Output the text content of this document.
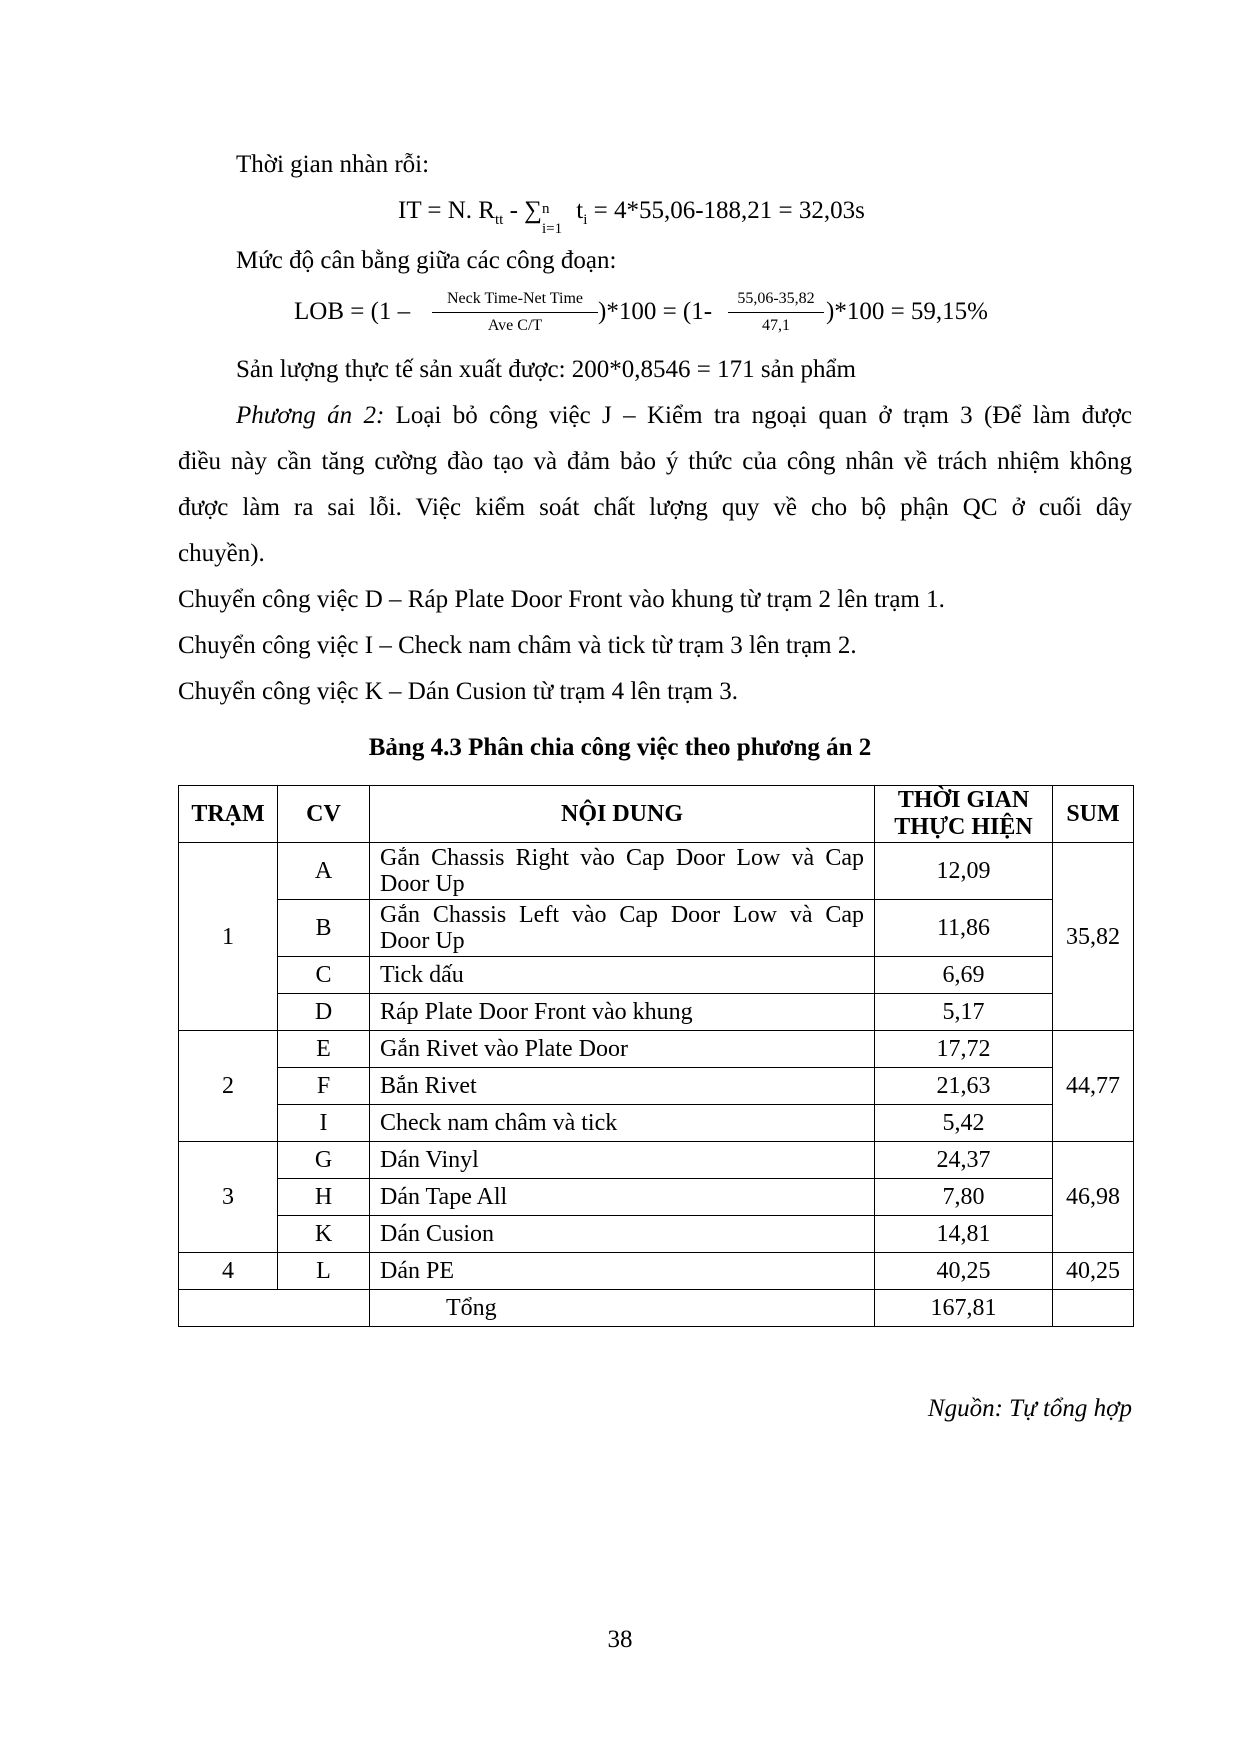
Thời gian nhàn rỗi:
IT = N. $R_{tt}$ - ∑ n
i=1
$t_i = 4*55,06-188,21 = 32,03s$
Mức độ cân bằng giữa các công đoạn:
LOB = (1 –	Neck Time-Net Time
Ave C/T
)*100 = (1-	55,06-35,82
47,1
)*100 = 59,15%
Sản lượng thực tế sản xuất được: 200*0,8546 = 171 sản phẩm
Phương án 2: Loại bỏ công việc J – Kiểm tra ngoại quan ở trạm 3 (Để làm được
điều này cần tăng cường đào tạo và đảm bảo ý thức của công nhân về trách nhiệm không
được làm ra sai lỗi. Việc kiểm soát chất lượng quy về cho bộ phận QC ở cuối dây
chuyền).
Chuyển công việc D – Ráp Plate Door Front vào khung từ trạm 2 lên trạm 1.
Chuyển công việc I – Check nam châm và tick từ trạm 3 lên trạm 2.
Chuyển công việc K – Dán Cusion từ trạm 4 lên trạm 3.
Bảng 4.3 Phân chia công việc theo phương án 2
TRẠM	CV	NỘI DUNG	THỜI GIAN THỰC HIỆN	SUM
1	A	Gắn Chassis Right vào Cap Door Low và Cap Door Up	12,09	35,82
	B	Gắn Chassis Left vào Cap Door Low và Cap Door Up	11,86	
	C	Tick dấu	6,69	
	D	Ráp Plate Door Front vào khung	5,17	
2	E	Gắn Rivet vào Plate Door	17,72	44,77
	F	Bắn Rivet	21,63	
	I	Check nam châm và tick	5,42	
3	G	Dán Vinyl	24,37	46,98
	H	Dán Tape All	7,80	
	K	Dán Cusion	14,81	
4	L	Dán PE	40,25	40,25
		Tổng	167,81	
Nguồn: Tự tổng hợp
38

---

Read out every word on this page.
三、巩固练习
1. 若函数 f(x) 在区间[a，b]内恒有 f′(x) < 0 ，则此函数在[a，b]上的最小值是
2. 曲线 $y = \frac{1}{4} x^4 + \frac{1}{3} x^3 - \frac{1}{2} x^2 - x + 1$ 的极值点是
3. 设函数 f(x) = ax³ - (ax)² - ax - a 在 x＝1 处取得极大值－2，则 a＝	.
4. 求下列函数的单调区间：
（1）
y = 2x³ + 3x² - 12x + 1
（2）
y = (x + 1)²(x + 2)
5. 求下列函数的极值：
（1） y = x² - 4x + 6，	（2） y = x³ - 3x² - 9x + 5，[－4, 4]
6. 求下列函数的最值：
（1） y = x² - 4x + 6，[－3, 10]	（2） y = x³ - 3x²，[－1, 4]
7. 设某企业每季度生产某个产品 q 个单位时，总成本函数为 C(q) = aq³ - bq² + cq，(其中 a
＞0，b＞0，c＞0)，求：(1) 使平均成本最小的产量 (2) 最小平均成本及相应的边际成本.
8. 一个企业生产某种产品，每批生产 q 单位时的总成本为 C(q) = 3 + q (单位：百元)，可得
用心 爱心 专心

* **Set exercise**: Going through the data above, count the lines where the string "Chuyển" appears, and answer with only that number.

* **Response below**: 3